Collection entries
(begin)

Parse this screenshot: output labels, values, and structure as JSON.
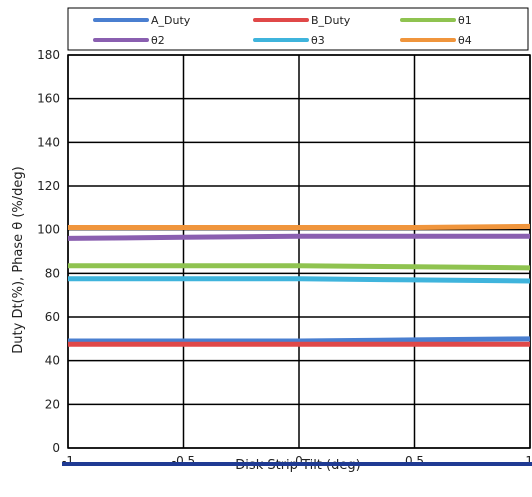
{
  "chart_data": {
    "type": "line",
    "xlabel": "Disk Strip Tilt (deg)",
    "ylabel": "Duty Dt(%), Phase θ (%/deg)",
    "xlim": [
      -1,
      1
    ],
    "ylim": [
      0,
      180
    ],
    "x_ticks": [
      "-1",
      "-0.5",
      "0",
      "0.5",
      "1"
    ],
    "y_ticks": [
      "0",
      "20",
      "40",
      "60",
      "80",
      "100",
      "120",
      "140",
      "160",
      "180"
    ],
    "grid": true,
    "legend_position": "top",
    "x": [
      -1,
      -0.5,
      0,
      0.5,
      1
    ],
    "series": [
      {
        "name": "A_Duty",
        "color": "#4a7fd0",
        "values": [
          49,
          49,
          49,
          49.5,
          50
        ]
      },
      {
        "name": "B_Duty",
        "color": "#e04848",
        "values": [
          47.5,
          47.5,
          47.5,
          47.5,
          47.5
        ]
      },
      {
        "name": "θ1",
        "color": "#8fc350",
        "values": [
          83.5,
          83.5,
          83.5,
          83,
          82.5
        ]
      },
      {
        "name": "θ2",
        "color": "#8a5fb0",
        "values": [
          96,
          96.5,
          97,
          97,
          97
        ]
      },
      {
        "name": "θ3",
        "color": "#3fb4dc",
        "values": [
          77.5,
          77.5,
          77.5,
          77,
          76.5
        ]
      },
      {
        "name": "θ4",
        "color": "#f0953c",
        "values": [
          101,
          101,
          101,
          101,
          101.5
        ]
      }
    ],
    "footer_bar_color": "#1f3a93"
  }
}
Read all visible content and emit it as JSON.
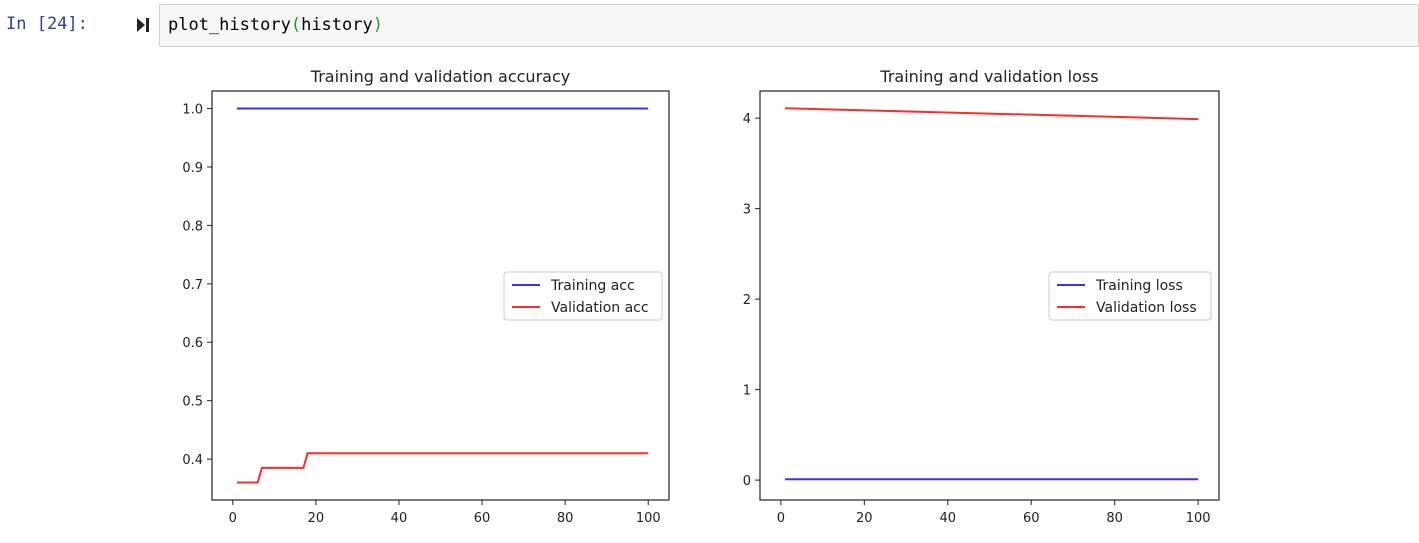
{
  "cell": {
    "prompt": "In [24]:",
    "code_func": "plot_history",
    "code_open": "(",
    "code_arg": "history",
    "code_close": ")",
    "run_icon": "run-cell-icon"
  },
  "chart_data": [
    {
      "type": "line",
      "title": "Training and validation accuracy",
      "xlabel": "",
      "ylabel": "",
      "xlim": [
        -5,
        105
      ],
      "ylim": [
        0.33,
        1.03
      ],
      "xticks": [
        0,
        20,
        40,
        60,
        80,
        100
      ],
      "yticks": [
        0.4,
        0.5,
        0.6,
        0.7,
        0.8,
        0.9,
        1.0
      ],
      "ytick_labels": [
        "0.4",
        "0.5",
        "0.6",
        "0.7",
        "0.8",
        "0.9",
        "1.0"
      ],
      "legend_position": "center-right",
      "grid": false,
      "series": [
        {
          "name": "Training acc",
          "color": "#3333ff",
          "x": [
            1,
            100
          ],
          "y": [
            1.0,
            1.0
          ]
        },
        {
          "name": "Validation acc",
          "color": "#ff2a2a",
          "x": [
            1,
            6,
            7,
            17,
            18,
            100
          ],
          "y": [
            0.36,
            0.36,
            0.385,
            0.385,
            0.41,
            0.41
          ]
        }
      ]
    },
    {
      "type": "line",
      "title": "Training and validation loss",
      "xlabel": "",
      "ylabel": "",
      "xlim": [
        -5,
        105
      ],
      "ylim": [
        -0.22,
        4.3
      ],
      "xticks": [
        0,
        20,
        40,
        60,
        80,
        100
      ],
      "yticks": [
        0,
        1,
        2,
        3,
        4
      ],
      "ytick_labels": [
        "0",
        "1",
        "2",
        "3",
        "4"
      ],
      "legend_position": "center-right",
      "grid": false,
      "series": [
        {
          "name": "Training loss",
          "color": "#3333ff",
          "x": [
            1,
            100
          ],
          "y": [
            0.01,
            0.01
          ]
        },
        {
          "name": "Validation loss",
          "color": "#ff2a2a",
          "x": [
            1,
            100
          ],
          "y": [
            4.11,
            3.99
          ]
        }
      ]
    }
  ]
}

(end)

TASK DESCRIPTION: Search the records for the word "name" and copy every line where it occurs.

SOLUTION FOR THIS TASK:
        "name": "A_Duty",
        "name": "B_Duty",
        "name": "θ1",
        "name": "θ2",
        "name": "θ3",
        "name": "θ4",
          "name": "Training acc",
          "name": "Validation acc",
          "name": "Training loss",
          "name": "Validation loss",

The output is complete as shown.